Exercise inputs
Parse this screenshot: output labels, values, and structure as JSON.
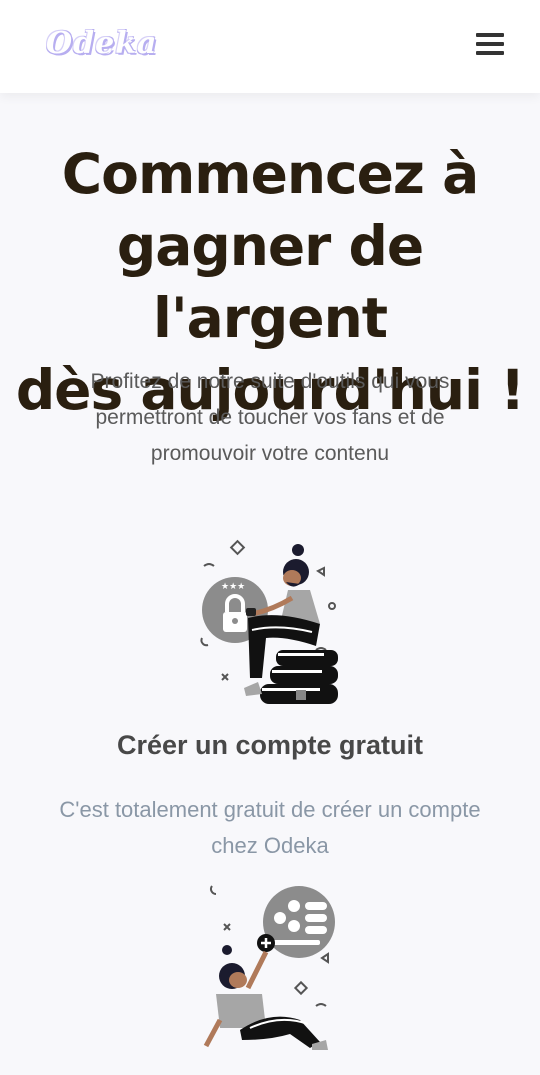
{
  "header": {
    "logo_text": "Odeka",
    "menu_icon": "hamburger-menu-icon"
  },
  "hero": {
    "title_lines": [
      "Commencez à",
      "gagner de l'argent",
      "dès aujourd'hui !"
    ],
    "subtitle_lines": [
      "Profitez de notre suite d'outils qui vous",
      "permettront de toucher vos fans et de",
      "promouvoir votre contenu"
    ]
  },
  "feature": {
    "title": "Créer un compte gratuit",
    "desc_lines": [
      "C'est totalement gratuit de créer un compte",
      "chez Odeka"
    ]
  },
  "colors": {
    "background": "#f8f8fb",
    "title": "#2a1f10",
    "subtitle": "#5a5a5a",
    "feature_title": "#484848",
    "feature_desc": "#8a97a6",
    "logo": "#b7aef0"
  }
}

What to produce
Only the count is wanted: report how many lines of the material above hold the word "gratuit".

Expected output
2